[Excerpt from a dataset]
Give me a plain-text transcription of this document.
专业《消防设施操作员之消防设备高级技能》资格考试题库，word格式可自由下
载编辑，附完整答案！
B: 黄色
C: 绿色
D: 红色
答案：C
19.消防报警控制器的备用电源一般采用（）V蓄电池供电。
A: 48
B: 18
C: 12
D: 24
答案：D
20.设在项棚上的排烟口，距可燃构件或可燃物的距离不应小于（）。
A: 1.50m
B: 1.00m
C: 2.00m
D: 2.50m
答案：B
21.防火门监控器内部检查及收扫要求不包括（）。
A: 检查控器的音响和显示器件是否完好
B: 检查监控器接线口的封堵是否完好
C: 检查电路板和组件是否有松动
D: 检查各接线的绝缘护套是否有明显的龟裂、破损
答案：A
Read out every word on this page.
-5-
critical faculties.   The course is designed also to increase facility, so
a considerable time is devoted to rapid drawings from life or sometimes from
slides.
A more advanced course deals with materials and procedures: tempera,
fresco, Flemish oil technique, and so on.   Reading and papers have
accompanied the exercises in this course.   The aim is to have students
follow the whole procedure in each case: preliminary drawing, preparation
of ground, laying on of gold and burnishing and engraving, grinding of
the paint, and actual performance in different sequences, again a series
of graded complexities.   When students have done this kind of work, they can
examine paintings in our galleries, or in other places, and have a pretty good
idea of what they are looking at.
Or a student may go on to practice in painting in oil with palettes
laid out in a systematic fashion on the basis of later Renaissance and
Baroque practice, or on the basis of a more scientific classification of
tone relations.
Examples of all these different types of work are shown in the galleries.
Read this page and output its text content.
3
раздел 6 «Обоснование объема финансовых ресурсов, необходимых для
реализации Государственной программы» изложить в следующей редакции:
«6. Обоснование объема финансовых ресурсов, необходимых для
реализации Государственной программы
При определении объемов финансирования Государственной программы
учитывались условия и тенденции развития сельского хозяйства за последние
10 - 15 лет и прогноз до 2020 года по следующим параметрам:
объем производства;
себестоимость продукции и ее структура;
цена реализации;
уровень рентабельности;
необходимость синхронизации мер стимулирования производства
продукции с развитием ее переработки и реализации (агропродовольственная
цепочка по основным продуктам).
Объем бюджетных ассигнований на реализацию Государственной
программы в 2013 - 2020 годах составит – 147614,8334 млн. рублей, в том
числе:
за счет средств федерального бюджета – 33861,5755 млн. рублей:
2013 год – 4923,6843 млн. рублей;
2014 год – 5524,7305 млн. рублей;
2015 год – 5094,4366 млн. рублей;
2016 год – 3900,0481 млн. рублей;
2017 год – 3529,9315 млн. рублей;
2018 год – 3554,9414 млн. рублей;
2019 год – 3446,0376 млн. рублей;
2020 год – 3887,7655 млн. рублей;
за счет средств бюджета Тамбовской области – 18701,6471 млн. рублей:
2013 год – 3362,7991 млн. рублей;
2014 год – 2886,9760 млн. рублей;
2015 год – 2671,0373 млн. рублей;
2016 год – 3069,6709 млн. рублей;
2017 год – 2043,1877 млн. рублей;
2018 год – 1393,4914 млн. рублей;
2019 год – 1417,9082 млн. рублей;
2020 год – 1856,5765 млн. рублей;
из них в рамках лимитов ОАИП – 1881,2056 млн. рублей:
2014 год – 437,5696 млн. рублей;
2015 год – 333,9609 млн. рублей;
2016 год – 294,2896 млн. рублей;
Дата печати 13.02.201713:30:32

**SHORT EXERCISE:**
Look above for the line containing "Read this page and output its text content.", then transcribe it and all lines after it through the last, exactly and with nothing else.

**FULL SOLUTION:**
Read this page and output its text content.
3
раздел 6 «Обоснование объема финансовых ресурсов, необходимых для
реализации Государственной программы» изложить в следующей редакции:
«6. Обоснование объема финансовых ресурсов, необходимых для
реализации Государственной программы
При определении объемов финансирования Государственной программы
учитывались условия и тенденции развития сельского хозяйства за последние
10 - 15 лет и прогноз до 2020 года по следующим параметрам:
объем производства;
себестоимость продукции и ее структура;
цена реализации;
уровень рентабельности;
необходимость синхронизации мер стимулирования производства
продукции с развитием ее переработки и реализации (агропродовольственная
цепочка по основным продуктам).
Объем бюджетных ассигнований на реализацию Государственной
программы в 2013 - 2020 годах составит – 147614,8334 млн. рублей, в том
числе:
за счет средств федерального бюджета – 33861,5755 млн. рублей:
2013 год – 4923,6843 млн. рублей;
2014 год – 5524,7305 млн. рублей;
2015 год – 5094,4366 млн. рублей;
2016 год – 3900,0481 млн. рублей;
2017 год – 3529,9315 млн. рублей;
2018 год – 3554,9414 млн. рублей;
2019 год – 3446,0376 млн. рублей;
2020 год – 3887,7655 млн. рублей;
за счет средств бюджета Тамбовской области – 18701,6471 млн. рублей:
2013 год – 3362,7991 млн. рублей;
2014 год – 2886,9760 млн. рублей;
2015 год – 2671,0373 млн. рублей;
2016 год – 3069,6709 млн. рублей;
2017 год – 2043,1877 млн. рублей;
2018 год – 1393,4914 млн. рублей;
2019 год – 1417,9082 млн. рублей;
2020 год – 1856,5765 млн. рублей;
из них в рамках лимитов ОАИП – 1881,2056 млн. рублей:
2014 год – 437,5696 млн. рублей;
2015 год – 333,9609 млн. рублей;
2016 год – 294,2896 млн. рублей;
Дата печати 13.02.201713:30:32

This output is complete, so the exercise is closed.